What is required: Write out the lines from the line containing "Extract all readable text from this page." through the final line of the listing below, exactly, omitting every other line.

Dataset rows:
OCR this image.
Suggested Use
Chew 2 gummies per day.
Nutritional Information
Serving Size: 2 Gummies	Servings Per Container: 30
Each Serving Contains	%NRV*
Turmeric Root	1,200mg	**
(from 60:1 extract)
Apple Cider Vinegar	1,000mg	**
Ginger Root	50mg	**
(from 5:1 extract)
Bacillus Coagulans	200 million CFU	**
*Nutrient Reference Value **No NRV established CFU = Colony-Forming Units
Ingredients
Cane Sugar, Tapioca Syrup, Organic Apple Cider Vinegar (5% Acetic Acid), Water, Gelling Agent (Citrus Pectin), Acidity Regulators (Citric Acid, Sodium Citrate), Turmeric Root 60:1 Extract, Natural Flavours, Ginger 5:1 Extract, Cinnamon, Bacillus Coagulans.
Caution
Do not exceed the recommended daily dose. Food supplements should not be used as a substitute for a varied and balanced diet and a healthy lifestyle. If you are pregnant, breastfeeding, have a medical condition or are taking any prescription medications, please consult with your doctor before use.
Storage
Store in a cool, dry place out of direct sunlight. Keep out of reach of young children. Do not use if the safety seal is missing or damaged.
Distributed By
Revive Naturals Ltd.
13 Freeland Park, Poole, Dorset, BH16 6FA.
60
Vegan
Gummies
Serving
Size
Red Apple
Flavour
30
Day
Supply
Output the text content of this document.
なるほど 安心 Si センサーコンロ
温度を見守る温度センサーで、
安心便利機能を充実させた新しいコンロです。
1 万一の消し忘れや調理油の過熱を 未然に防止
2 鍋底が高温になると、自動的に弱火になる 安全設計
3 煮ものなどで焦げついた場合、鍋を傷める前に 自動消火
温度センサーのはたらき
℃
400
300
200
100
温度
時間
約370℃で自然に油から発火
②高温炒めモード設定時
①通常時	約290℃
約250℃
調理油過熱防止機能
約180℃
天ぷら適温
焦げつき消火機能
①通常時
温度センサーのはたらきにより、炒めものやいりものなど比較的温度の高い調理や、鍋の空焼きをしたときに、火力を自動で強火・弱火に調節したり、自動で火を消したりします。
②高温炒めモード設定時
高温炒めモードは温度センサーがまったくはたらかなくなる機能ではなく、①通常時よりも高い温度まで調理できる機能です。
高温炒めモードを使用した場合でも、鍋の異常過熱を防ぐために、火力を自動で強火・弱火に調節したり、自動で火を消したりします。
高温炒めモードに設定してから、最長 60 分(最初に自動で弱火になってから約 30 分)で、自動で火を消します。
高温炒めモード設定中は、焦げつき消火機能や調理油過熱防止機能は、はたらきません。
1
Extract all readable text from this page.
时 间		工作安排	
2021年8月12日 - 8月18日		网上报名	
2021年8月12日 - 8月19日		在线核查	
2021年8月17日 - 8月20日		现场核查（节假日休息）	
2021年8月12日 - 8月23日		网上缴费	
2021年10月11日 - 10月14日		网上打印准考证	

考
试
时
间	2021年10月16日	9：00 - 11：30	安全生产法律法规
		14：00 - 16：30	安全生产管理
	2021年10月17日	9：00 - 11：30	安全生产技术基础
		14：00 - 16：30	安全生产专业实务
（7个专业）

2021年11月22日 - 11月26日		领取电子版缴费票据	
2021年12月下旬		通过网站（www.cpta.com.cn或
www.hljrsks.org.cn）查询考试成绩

Solution to this task:
Extract all readable text from this page.
时 间		工作安排	
2021年8月12日 - 8月18日		网上报名	
2021年8月12日 - 8月19日		在线核查	
2021年8月17日 - 8月20日		现场核查（节假日休息）	
2021年8月12日 - 8月23日		网上缴费	
2021年10月11日 - 10月14日		网上打印准考证	

考
试
时
间	2021年10月16日	9：00 - 11：30	安全生产法律法规
		14：00 - 16：30	安全生产管理
	2021年10月17日	9：00 - 11：30	安全生产技术基础
		14：00 - 16：30	安全生产专业实务
（7个专业）

2021年11月22日 - 11月26日		领取电子版缴费票据	
2021年12月下旬		通过网站（www.cpta.com.cn或
www.hljrsks.org.cn）查询考试成绩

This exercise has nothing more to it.